# Quoted text

Those eloquent words called to mind something Bush the Elder once said: "I will never apologize for the United States of America. I don't care what the facts are."
To paraphrase the Australian philosopher Barry Gibb: "How deep is your denial?"
In case you're thinking it's a male thing, Condoleeza Rice, US National Security (sic) Advisor for Bush the Lesser, displays just a touch less shortsightedness: "There is nothing wrong with doing something that benefits all humanity, but that is, in a sense, a second-order effect."
And for you Kerry voters out there...it's not just a Republican thing.
CBS Correspondent Leslie Stahl asked Bill Clinton's Secretary of State, Madeleine Albright, this question: "We have heard that half a million children have died. I mean, that's more children than died in Hiroshima. And-and you know, is the price worth it?"
Albright famously replied: "I think this is a very hard choice but the price-we think the price is worth it."

[Labeled box records]
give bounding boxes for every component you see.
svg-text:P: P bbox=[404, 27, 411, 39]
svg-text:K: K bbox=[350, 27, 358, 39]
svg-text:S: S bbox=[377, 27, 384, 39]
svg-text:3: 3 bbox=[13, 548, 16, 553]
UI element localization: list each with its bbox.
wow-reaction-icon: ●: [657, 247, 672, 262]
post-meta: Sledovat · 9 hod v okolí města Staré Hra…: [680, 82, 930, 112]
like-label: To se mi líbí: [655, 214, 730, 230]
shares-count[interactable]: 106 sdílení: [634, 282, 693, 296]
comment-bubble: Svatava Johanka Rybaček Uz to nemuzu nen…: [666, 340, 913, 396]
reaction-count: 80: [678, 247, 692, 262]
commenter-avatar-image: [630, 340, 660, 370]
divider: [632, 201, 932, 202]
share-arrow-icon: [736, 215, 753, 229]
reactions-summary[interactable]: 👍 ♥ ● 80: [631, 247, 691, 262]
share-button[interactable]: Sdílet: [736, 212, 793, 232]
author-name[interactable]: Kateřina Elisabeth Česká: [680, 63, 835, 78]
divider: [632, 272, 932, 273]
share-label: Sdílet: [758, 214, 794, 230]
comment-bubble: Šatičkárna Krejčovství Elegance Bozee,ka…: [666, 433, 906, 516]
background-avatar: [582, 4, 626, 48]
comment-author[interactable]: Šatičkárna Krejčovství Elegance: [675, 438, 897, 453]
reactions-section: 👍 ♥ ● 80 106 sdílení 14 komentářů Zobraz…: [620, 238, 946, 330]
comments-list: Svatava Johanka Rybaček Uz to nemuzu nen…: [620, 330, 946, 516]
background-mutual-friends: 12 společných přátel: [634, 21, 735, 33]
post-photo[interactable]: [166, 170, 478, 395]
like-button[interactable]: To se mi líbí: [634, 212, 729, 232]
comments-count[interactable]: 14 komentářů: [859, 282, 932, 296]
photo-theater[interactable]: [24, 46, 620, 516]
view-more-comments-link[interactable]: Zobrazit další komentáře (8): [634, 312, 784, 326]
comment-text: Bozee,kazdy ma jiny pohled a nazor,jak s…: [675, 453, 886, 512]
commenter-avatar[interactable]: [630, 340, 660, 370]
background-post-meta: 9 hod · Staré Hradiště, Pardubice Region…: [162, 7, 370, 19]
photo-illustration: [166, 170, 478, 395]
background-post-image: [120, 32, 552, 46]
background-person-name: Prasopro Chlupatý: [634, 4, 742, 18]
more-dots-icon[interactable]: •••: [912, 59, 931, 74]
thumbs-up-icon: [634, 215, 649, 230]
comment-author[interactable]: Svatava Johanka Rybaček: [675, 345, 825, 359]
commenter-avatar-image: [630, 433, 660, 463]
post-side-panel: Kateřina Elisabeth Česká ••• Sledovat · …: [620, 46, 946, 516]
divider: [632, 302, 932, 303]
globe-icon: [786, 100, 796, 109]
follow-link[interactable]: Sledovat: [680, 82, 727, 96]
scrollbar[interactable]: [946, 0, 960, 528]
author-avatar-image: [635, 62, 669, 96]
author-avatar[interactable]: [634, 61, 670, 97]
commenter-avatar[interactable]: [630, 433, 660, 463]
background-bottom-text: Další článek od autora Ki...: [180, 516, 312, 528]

# Actions to take
[1] In the passage on political quotations, repeat the part starting at "To paraphrase the" and ending at "a Republican thing.", replacing "Kerry voters" with "Democratic voters".
[2] In the passage on political quotations, why is Condoleeza Rice's remark brought in?
[3] According to the passage on political quotations, what did Bush the Elder say he would never do?

# Exercise responses
[1]
To paraphrase the Australian philosopher Barry Gibb: "How deep is your denial?"
In case you're thinking it's a male thing, Condoleeza Rice, US National Security (sic) Advisor for Bush the Lesser, displays just a touch less shortsightedness: "There is nothing wrong with doing something that benefits all humanity, but that is, in a sense, a second-order effect."
And for you Democratic voters out there...it's not just a Republican thing.

[2] It is there to answer anyone who thinks this kind of attitude is a male thing. Rice, Bush the Lesser's National Security Advisor, shows the same shortsightedness in only slightly smaller measure.

[3] Apologize for the United States of America.